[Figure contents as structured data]
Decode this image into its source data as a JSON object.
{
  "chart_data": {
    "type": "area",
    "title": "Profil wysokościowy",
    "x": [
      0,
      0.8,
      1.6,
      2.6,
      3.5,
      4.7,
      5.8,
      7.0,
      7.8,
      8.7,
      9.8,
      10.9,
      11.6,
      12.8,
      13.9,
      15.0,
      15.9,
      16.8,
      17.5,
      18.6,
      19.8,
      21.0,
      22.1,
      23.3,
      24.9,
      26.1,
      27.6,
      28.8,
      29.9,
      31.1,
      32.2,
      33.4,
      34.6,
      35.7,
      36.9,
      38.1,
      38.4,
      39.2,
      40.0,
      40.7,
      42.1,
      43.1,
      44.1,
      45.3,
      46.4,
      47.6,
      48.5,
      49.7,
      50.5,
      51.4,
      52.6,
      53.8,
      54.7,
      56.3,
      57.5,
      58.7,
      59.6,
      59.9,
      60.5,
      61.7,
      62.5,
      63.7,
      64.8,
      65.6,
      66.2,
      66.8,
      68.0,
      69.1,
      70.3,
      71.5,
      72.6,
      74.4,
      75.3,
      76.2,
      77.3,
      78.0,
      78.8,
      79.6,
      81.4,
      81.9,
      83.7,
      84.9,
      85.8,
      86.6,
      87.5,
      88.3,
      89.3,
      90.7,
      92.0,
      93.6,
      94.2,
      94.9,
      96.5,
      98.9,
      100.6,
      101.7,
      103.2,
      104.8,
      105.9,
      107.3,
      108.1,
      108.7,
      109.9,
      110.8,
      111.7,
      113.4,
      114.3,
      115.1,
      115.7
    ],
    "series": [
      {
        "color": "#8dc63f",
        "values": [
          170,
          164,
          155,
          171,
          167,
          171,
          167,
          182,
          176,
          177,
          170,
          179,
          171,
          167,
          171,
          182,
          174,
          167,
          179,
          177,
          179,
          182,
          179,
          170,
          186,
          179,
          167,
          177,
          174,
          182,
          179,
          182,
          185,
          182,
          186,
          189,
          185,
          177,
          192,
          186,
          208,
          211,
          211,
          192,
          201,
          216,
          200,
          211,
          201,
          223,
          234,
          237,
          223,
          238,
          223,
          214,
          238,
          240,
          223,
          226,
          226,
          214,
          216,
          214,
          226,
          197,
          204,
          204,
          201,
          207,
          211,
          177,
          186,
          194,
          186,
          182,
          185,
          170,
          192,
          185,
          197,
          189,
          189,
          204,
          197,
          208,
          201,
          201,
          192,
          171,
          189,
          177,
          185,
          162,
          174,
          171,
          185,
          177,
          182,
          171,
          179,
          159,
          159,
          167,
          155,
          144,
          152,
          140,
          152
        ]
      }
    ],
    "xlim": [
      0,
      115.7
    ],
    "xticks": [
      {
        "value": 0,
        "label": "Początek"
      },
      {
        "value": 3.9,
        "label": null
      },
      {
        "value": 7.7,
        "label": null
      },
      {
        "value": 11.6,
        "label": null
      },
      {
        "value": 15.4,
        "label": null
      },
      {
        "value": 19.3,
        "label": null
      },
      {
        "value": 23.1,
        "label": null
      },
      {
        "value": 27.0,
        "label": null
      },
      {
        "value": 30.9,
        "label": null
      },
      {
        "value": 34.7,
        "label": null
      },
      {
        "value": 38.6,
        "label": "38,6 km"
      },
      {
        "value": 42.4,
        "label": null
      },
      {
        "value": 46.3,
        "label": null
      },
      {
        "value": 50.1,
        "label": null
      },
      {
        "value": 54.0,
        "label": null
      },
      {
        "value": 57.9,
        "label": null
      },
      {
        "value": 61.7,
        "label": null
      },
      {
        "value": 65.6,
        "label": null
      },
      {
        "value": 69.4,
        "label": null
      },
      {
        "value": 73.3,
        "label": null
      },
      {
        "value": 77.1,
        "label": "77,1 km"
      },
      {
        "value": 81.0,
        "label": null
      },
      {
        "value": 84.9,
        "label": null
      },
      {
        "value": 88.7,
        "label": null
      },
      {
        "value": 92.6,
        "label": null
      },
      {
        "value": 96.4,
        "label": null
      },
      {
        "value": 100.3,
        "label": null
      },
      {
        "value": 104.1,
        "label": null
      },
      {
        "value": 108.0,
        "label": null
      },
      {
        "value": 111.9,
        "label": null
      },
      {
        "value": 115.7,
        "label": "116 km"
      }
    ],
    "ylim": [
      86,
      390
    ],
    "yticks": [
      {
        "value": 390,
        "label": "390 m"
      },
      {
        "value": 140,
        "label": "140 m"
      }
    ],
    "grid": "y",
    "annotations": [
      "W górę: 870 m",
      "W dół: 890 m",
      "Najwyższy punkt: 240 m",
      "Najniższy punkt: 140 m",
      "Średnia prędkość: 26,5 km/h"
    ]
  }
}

> _REQUIREMENT_
Send back all of the entries exactly, with nothing missing.

> _FINISHED ANSWER_
Decode this image into its source data as a JSON object.
{
  "chart_data": {
    "type": "area",
    "title": "Profil wysokościowy",
    "x": [
      0,
      0.8,
      1.6,
      2.6,
      3.5,
      4.7,
      5.8,
      7.0,
      7.8,
      8.7,
      9.8,
      10.9,
      11.6,
      12.8,
      13.9,
      15.0,
      15.9,
      16.8,
      17.5,
      18.6,
      19.8,
      21.0,
      22.1,
      23.3,
      24.9,
      26.1,
      27.6,
      28.8,
      29.9,
      31.1,
      32.2,
      33.4,
      34.6,
      35.7,
      36.9,
      38.1,
      38.4,
      39.2,
      40.0,
      40.7,
      42.1,
      43.1,
      44.1,
      45.3,
      46.4,
      47.6,
      48.5,
      49.7,
      50.5,
      51.4,
      52.6,
      53.8,
      54.7,
      56.3,
      57.5,
      58.7,
      59.6,
      59.9,
      60.5,
      61.7,
      62.5,
      63.7,
      64.8,
      65.6,
      66.2,
      66.8,
      68.0,
      69.1,
      70.3,
      71.5,
      72.6,
      74.4,
      75.3,
      76.2,
      77.3,
      78.0,
      78.8,
      79.6,
      81.4,
      81.9,
      83.7,
      84.9,
      85.8,
      86.6,
      87.5,
      88.3,
      89.3,
      90.7,
      92.0,
      93.6,
      94.2,
      94.9,
      96.5,
      98.9,
      100.6,
      101.7,
      103.2,
      104.8,
      105.9,
      107.3,
      108.1,
      108.7,
      109.9,
      110.8,
      111.7,
      113.4,
      114.3,
      115.1,
      115.7
    ],
    "series": [
      {
        "color": "#8dc63f",
        "values": [
          170,
          164,
          155,
          171,
          167,
          171,
          167,
          182,
          176,
          177,
          170,
          179,
          171,
          167,
          171,
          182,
          174,
          167,
          179,
          177,
          179,
          182,
          179,
          170,
          186,
          179,
          167,
          177,
          174,
          182,
          179,
          182,
          185,
          182,
          186,
          189,
          185,
          177,
          192,
          186,
          208,
          211,
          211,
          192,
          201,
          216,
          200,
          211,
          201,
          223,
          234,
          237,
          223,
          238,
          223,
          214,
          238,
          240,
          223,
          226,
          226,
          214,
          216,
          214,
          226,
          197,
          204,
          204,
          201,
          207,
          211,
          177,
          186,
          194,
          186,
          182,
          185,
          170,
          192,
          185,
          197,
          189,
          189,
          204,
          197,
          208,
          201,
          201,
          192,
          171,
          189,
          177,
          185,
          162,
          174,
          171,
          185,
          177,
          182,
          171,
          179,
          159,
          159,
          167,
          155,
          144,
          152,
          140,
          152
        ]
      }
    ],
    "xlim": [
      0,
      115.7
    ],
    "xticks": [
      {
        "value": 0,
        "label": "Początek"
      },
      {
        "value": 3.9,
        "label": null
      },
      {
        "value": 7.7,
        "label": null
      },
      {
        "value": 11.6,
        "label": null
      },
      {
        "value": 15.4,
        "label": null
      },
      {
        "value": 19.3,
        "label": null
      },
      {
        "value": 23.1,
        "label": null
      },
      {
        "value": 27.0,
        "label": null
      },
      {
        "value": 30.9,
        "label": null
      },
      {
        "value": 34.7,
        "label": null
      },
      {
        "value": 38.6,
        "label": "38,6 km"
      },
      {
        "value": 42.4,
        "label": null
      },
      {
        "value": 46.3,
        "label": null
      },
      {
        "value": 50.1,
        "label": null
      },
      {
        "value": 54.0,
        "label": null
      },
      {
        "value": 57.9,
        "label": null
      },
      {
        "value": 61.7,
        "label": null
      },
      {
        "value": 65.6,
        "label": null
      },
      {
        "value": 69.4,
        "label": null
      },
      {
        "value": 73.3,
        "label": null
      },
      {
        "value": 77.1,
        "label": "77,1 km"
      },
      {
        "value": 81.0,
        "label": null
      },
      {
        "value": 84.9,
        "label": null
      },
      {
        "value": 88.7,
        "label": null
      },
      {
        "value": 92.6,
        "label": null
      },
      {
        "value": 96.4,
        "label": null
      },
      {
        "value": 100.3,
        "label": null
      },
      {
        "value": 104.1,
        "label": null
      },
      {
        "value": 108.0,
        "label": null
      },
      {
        "value": 111.9,
        "label": null
      },
      {
        "value": 115.7,
        "label": "116 km"
      }
    ],
    "ylim": [
      86,
      390
    ],
    "yticks": [
      {
        "value": 390,
        "label": "390 m"
      },
      {
        "value": 140,
        "label": "140 m"
      }
    ],
    "grid": "y",
    "annotations": [
      "W górę: 870 m",
      "W dół: 890 m",
      "Najwyższy punkt: 240 m",
      "Najniższy punkt: 140 m",
      "Średnia prędkość: 26,5 km/h"
    ]
  }
}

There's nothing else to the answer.